Directions for this task:
Count every line in the entries that holds the word "vein". The reply is that count alone.

Extracted data:
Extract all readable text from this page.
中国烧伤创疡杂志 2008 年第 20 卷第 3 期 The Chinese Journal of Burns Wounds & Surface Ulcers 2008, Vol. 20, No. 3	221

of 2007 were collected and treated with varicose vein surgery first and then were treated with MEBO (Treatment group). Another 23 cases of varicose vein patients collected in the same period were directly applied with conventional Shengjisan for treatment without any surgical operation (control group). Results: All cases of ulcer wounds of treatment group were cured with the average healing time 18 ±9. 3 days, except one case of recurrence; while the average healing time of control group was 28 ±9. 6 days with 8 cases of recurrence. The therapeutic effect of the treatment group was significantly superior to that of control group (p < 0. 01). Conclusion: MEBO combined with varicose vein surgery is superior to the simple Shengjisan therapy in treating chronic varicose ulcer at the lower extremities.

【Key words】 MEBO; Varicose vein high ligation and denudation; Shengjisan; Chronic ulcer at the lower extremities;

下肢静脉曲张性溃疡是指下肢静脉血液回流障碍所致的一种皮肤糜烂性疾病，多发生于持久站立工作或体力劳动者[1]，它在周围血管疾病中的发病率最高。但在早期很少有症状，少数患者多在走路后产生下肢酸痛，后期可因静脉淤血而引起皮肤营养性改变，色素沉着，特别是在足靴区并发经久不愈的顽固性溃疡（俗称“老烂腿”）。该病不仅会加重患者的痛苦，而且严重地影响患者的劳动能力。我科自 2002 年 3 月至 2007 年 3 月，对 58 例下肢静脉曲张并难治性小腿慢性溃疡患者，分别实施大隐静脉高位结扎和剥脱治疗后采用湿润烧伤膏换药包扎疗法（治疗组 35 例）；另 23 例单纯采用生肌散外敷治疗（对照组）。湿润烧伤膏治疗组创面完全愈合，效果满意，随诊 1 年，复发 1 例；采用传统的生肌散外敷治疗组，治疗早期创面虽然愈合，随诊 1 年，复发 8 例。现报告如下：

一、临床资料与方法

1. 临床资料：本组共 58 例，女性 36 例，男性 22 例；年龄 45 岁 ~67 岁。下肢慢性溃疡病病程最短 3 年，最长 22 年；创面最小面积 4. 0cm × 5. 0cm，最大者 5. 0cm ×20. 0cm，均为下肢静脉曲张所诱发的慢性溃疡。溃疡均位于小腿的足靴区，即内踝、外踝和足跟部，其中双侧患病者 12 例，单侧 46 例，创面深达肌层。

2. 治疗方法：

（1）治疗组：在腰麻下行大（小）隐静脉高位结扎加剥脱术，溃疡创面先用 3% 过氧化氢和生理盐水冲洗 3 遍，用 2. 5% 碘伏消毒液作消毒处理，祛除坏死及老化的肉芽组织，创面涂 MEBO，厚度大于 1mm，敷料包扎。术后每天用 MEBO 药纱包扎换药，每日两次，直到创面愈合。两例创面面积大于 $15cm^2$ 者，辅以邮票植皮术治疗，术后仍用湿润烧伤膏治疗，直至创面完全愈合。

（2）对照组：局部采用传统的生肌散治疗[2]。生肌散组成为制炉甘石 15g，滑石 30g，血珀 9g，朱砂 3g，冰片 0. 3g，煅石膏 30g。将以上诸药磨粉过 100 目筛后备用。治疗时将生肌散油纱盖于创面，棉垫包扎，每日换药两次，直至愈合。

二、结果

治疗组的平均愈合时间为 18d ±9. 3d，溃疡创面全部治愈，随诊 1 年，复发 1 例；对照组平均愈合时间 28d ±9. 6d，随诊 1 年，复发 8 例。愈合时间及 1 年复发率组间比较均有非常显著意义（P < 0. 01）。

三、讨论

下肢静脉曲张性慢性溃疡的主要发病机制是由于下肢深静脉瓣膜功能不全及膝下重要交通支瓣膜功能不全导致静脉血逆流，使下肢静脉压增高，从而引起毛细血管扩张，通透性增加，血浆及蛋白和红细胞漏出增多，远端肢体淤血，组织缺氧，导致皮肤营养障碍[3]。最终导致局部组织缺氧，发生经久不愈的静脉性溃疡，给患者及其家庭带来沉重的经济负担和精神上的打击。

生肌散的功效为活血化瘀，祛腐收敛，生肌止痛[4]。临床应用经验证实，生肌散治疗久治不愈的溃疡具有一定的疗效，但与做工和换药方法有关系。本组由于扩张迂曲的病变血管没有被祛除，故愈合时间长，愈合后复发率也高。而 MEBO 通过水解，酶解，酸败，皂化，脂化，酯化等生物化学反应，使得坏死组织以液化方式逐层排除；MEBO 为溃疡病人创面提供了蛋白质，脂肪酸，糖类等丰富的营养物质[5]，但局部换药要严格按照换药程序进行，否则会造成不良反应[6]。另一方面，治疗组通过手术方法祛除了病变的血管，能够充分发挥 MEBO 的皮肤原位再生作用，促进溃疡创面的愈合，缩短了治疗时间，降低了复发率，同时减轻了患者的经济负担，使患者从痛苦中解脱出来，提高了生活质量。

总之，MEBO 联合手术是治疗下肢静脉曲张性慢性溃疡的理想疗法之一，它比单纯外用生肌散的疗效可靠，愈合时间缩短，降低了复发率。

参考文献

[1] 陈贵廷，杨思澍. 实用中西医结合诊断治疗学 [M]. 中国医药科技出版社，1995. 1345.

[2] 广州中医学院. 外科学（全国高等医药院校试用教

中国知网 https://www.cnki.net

Response:
2